What the task asks:
List all the lines in these records that hold "Rates".

Material provided:
▬▬▬▬▬▬▬▬▬▬
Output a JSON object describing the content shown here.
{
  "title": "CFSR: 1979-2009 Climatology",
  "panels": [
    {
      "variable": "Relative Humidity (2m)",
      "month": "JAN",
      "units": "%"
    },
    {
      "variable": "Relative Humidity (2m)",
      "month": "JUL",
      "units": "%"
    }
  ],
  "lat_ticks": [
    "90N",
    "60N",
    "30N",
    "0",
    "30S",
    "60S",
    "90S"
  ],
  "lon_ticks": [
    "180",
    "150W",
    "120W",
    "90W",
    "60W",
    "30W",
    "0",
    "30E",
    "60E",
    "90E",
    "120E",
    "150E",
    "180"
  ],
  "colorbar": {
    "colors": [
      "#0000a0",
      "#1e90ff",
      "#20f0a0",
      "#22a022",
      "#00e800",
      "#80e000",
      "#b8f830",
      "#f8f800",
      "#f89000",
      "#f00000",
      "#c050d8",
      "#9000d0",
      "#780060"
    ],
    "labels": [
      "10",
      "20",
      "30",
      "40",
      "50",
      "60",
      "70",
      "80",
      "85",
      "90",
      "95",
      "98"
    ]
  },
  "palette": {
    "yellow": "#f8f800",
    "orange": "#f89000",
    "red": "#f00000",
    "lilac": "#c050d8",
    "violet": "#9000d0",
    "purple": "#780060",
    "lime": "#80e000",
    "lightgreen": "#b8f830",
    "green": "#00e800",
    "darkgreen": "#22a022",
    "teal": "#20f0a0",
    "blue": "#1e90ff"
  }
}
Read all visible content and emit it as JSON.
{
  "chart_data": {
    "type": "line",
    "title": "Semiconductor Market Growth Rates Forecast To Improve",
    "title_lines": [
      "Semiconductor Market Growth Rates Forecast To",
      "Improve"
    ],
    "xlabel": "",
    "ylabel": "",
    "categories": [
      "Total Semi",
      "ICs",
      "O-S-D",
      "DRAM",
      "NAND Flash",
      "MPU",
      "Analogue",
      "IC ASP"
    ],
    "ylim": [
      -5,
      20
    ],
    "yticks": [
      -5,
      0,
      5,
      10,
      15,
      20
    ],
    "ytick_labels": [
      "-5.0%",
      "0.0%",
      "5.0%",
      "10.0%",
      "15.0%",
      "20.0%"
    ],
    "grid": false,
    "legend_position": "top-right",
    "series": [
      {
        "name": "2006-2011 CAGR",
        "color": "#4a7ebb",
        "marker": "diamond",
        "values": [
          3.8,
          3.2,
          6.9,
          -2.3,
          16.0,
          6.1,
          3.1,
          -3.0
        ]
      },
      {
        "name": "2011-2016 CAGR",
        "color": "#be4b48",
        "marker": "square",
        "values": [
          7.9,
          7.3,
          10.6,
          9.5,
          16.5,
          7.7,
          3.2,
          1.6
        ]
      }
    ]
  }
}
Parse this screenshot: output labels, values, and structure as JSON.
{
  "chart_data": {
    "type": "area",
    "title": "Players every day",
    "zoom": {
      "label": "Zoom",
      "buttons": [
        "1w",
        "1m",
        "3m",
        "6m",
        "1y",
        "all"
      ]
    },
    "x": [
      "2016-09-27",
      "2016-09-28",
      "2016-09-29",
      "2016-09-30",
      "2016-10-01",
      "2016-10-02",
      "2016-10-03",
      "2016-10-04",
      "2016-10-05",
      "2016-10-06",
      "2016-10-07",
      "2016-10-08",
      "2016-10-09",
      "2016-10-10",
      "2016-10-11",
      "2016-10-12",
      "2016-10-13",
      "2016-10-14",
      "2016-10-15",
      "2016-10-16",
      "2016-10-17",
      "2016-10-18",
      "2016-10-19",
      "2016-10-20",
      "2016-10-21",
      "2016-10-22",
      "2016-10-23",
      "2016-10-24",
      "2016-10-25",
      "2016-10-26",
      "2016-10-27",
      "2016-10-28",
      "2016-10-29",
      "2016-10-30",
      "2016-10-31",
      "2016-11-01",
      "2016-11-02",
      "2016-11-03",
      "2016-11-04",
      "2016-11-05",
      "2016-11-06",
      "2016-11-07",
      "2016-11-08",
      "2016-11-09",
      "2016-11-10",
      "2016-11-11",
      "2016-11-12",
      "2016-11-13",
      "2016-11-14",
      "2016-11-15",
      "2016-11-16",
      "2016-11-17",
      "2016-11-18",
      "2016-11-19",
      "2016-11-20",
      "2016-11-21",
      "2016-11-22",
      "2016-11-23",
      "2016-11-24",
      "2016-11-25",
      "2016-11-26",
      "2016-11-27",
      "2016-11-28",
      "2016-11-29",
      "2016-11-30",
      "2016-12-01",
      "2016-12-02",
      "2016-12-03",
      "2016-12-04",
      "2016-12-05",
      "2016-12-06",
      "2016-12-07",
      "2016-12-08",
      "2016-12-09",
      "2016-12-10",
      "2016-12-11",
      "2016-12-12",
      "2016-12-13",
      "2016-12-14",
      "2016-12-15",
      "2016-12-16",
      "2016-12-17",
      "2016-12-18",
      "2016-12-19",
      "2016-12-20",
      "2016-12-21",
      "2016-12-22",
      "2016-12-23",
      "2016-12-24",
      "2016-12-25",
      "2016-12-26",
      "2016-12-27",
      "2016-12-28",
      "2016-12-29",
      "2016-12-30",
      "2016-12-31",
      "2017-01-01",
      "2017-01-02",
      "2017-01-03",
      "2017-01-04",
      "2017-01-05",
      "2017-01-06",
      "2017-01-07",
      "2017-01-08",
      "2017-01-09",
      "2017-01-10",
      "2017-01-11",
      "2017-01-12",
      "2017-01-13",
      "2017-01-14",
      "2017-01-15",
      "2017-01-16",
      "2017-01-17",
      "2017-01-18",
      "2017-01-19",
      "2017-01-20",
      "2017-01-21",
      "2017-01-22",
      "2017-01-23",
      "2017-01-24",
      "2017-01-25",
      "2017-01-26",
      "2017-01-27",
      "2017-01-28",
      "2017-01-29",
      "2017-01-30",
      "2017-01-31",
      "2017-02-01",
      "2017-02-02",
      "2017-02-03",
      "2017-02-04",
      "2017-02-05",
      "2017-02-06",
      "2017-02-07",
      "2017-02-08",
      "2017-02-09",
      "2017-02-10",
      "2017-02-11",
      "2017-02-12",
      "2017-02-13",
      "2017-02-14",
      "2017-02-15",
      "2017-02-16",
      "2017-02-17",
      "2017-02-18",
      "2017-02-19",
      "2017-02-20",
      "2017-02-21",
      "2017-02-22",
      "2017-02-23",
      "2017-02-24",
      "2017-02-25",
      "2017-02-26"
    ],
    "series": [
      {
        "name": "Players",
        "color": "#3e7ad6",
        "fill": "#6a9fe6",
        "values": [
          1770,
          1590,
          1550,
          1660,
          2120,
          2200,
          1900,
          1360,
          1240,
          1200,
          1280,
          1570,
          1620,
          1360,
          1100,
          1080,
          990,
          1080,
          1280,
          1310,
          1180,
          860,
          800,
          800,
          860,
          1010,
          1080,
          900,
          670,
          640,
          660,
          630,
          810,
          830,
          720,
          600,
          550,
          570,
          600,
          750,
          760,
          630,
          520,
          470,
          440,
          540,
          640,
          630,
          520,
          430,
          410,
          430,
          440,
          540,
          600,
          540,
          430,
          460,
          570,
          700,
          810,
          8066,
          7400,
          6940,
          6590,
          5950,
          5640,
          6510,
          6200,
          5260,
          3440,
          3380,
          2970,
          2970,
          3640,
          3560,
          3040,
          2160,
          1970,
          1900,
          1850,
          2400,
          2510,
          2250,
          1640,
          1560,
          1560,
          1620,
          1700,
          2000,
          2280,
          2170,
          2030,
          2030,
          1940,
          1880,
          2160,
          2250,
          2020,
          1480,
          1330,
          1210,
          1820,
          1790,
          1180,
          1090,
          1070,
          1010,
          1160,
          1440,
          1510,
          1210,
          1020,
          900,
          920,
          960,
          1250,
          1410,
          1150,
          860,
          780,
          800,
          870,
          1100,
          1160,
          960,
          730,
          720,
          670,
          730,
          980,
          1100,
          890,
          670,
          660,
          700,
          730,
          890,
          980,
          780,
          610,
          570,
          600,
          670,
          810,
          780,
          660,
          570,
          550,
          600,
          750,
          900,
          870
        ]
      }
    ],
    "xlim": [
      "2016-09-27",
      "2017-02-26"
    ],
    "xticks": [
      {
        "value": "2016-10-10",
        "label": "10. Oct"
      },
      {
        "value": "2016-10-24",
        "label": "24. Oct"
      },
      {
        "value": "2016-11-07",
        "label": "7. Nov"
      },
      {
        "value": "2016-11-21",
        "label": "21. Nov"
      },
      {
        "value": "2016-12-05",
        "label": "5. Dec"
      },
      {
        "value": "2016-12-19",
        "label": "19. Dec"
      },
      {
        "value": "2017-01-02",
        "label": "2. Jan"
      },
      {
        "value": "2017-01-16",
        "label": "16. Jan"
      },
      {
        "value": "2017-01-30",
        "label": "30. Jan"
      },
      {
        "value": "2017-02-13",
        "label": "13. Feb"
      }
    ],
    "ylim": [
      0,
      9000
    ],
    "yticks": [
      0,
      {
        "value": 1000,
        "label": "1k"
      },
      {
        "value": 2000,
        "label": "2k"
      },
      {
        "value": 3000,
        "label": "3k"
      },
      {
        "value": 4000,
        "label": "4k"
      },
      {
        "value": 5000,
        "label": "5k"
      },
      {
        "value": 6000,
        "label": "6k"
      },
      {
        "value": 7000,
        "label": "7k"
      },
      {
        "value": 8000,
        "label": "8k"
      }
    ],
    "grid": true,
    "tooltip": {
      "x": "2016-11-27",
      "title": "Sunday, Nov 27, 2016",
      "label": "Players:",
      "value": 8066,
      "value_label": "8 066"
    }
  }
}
▬▬▬▬▬▬▬▬▬▬
Task result:
    "title": "Semiconductor Market Growth Rates Forecast To Improve",
      "Semiconductor Market Growth Rates Forecast To",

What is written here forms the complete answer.